----- MATERIAL PROVIDED

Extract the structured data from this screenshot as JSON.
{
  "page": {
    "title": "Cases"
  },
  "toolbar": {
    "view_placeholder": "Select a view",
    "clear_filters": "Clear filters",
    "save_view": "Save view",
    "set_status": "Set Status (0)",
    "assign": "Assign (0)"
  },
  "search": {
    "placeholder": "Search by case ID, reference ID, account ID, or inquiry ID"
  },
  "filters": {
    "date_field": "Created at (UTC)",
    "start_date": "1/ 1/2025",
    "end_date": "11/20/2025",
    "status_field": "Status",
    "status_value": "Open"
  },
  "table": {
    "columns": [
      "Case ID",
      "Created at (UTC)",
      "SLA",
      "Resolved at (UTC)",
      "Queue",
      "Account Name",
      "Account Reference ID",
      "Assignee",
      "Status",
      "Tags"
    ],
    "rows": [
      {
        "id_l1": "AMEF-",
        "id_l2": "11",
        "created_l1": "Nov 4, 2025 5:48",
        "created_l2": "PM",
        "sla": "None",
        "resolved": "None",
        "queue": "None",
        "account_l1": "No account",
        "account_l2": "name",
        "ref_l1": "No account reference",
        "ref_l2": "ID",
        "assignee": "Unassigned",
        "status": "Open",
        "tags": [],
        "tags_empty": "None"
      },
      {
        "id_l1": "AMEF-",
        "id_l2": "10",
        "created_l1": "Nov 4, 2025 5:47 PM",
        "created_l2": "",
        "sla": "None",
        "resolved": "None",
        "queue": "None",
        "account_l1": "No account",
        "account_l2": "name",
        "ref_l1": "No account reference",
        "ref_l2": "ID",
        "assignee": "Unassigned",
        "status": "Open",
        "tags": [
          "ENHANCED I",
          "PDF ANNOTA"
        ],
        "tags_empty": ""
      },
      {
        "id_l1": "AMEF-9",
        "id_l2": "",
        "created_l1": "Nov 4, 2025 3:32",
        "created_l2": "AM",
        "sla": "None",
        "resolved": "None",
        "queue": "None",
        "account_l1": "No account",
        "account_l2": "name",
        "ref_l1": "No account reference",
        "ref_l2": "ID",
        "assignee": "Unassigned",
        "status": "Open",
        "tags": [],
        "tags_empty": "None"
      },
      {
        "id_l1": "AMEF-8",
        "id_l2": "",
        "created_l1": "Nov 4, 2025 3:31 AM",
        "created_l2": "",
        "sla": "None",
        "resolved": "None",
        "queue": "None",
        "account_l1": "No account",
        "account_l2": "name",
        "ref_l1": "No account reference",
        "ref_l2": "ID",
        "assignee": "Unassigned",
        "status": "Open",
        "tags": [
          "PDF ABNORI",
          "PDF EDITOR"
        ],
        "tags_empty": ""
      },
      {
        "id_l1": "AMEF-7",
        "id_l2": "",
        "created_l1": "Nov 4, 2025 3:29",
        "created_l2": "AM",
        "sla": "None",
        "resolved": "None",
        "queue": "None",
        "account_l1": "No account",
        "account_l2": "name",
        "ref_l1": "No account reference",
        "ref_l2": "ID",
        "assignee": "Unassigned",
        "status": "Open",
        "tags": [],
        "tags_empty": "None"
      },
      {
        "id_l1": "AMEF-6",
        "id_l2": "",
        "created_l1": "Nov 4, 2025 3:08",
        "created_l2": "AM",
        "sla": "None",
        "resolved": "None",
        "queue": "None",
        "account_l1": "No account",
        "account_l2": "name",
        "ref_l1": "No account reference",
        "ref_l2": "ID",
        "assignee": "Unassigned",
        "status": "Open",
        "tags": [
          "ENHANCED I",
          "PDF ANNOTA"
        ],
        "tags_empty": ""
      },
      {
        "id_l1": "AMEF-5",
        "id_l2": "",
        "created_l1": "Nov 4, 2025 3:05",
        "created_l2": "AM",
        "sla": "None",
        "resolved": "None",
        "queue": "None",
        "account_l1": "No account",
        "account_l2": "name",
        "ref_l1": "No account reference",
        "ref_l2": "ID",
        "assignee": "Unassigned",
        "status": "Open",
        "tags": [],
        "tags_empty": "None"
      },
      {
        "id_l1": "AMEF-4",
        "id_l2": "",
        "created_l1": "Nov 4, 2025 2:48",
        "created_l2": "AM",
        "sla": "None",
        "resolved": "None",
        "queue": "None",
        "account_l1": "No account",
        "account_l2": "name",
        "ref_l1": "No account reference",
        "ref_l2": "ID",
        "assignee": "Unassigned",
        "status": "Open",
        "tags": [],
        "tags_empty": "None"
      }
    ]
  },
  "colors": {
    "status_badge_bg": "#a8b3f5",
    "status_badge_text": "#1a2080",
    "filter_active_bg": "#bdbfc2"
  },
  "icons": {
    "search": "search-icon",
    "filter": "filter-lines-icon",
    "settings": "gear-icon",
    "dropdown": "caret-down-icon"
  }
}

----------

▶ _EXERCISE PROMPT_
Repeat the records above exactly as they appear.

▶ _WRITTEN SOLUTION_
Extract the structured data from this screenshot as JSON.
{
  "page": {
    "title": "Cases"
  },
  "toolbar": {
    "view_placeholder": "Select a view",
    "clear_filters": "Clear filters",
    "save_view": "Save view",
    "set_status": "Set Status (0)",
    "assign": "Assign (0)"
  },
  "search": {
    "placeholder": "Search by case ID, reference ID, account ID, or inquiry ID"
  },
  "filters": {
    "date_field": "Created at (UTC)",
    "start_date": "1/ 1/2025",
    "end_date": "11/20/2025",
    "status_field": "Status",
    "status_value": "Open"
  },
  "table": {
    "columns": [
      "Case ID",
      "Created at (UTC)",
      "SLA",
      "Resolved at (UTC)",
      "Queue",
      "Account Name",
      "Account Reference ID",
      "Assignee",
      "Status",
      "Tags"
    ],
    "rows": [
      {
        "id_l1": "AMEF-",
        "id_l2": "11",
        "created_l1": "Nov 4, 2025 5:48",
        "created_l2": "PM",
        "sla": "None",
        "resolved": "None",
        "queue": "None",
        "account_l1": "No account",
        "account_l2": "name",
        "ref_l1": "No account reference",
        "ref_l2": "ID",
        "assignee": "Unassigned",
        "status": "Open",
        "tags": [],
        "tags_empty": "None"
      },
      {
        "id_l1": "AMEF-",
        "id_l2": "10",
        "created_l1": "Nov 4, 2025 5:47 PM",
        "created_l2": "",
        "sla": "None",
        "resolved": "None",
        "queue": "None",
        "account_l1": "No account",
        "account_l2": "name",
        "ref_l1": "No account reference",
        "ref_l2": "ID",
        "assignee": "Unassigned",
        "status": "Open",
        "tags": [
          "ENHANCED I",
          "PDF ANNOTA"
        ],
        "tags_empty": ""
      },
      {
        "id_l1": "AMEF-9",
        "id_l2": "",
        "created_l1": "Nov 4, 2025 3:32",
        "created_l2": "AM",
        "sla": "None",
        "resolved": "None",
        "queue": "None",
        "account_l1": "No account",
        "account_l2": "name",
        "ref_l1": "No account reference",
        "ref_l2": "ID",
        "assignee": "Unassigned",
        "status": "Open",
        "tags": [],
        "tags_empty": "None"
      },
      {
        "id_l1": "AMEF-8",
        "id_l2": "",
        "created_l1": "Nov 4, 2025 3:31 AM",
        "created_l2": "",
        "sla": "None",
        "resolved": "None",
        "queue": "None",
        "account_l1": "No account",
        "account_l2": "name",
        "ref_l1": "No account reference",
        "ref_l2": "ID",
        "assignee": "Unassigned",
        "status": "Open",
        "tags": [
          "PDF ABNORI",
          "PDF EDITOR"
        ],
        "tags_empty": ""
      },
      {
        "id_l1": "AMEF-7",
        "id_l2": "",
        "created_l1": "Nov 4, 2025 3:29",
        "created_l2": "AM",
        "sla": "None",
        "resolved": "None",
        "queue": "None",
        "account_l1": "No account",
        "account_l2": "name",
        "ref_l1": "No account reference",
        "ref_l2": "ID",
        "assignee": "Unassigned",
        "status": "Open",
        "tags": [],
        "tags_empty": "None"
      },
      {
        "id_l1": "AMEF-6",
        "id_l2": "",
        "created_l1": "Nov 4, 2025 3:08",
        "created_l2": "AM",
        "sla": "None",
        "resolved": "None",
        "queue": "None",
        "account_l1": "No account",
        "account_l2": "name",
        "ref_l1": "No account reference",
        "ref_l2": "ID",
        "assignee": "Unassigned",
        "status": "Open",
        "tags": [
          "ENHANCED I",
          "PDF ANNOTA"
        ],
        "tags_empty": ""
      },
      {
        "id_l1": "AMEF-5",
        "id_l2": "",
        "created_l1": "Nov 4, 2025 3:05",
        "created_l2": "AM",
        "sla": "None",
        "resolved": "None",
        "queue": "None",
        "account_l1": "No account",
        "account_l2": "name",
        "ref_l1": "No account reference",
        "ref_l2": "ID",
        "assignee": "Unassigned",
        "status": "Open",
        "tags": [],
        "tags_empty": "None"
      },
      {
        "id_l1": "AMEF-4",
        "id_l2": "",
        "created_l1": "Nov 4, 2025 2:48",
        "created_l2": "AM",
        "sla": "None",
        "resolved": "None",
        "queue": "None",
        "account_l1": "No account",
        "account_l2": "name",
        "ref_l1": "No account reference",
        "ref_l2": "ID",
        "assignee": "Unassigned",
        "status": "Open",
        "tags": [],
        "tags_empty": "None"
      }
    ]
  },
  "colors": {
    "status_badge_bg": "#a8b3f5",
    "status_badge_text": "#1a2080",
    "filter_active_bg": "#bdbfc2"
  },
  "icons": {
    "search": "search-icon",
    "filter": "filter-lines-icon",
    "settings": "gear-icon",
    "dropdown": "caret-down-icon"
  }
}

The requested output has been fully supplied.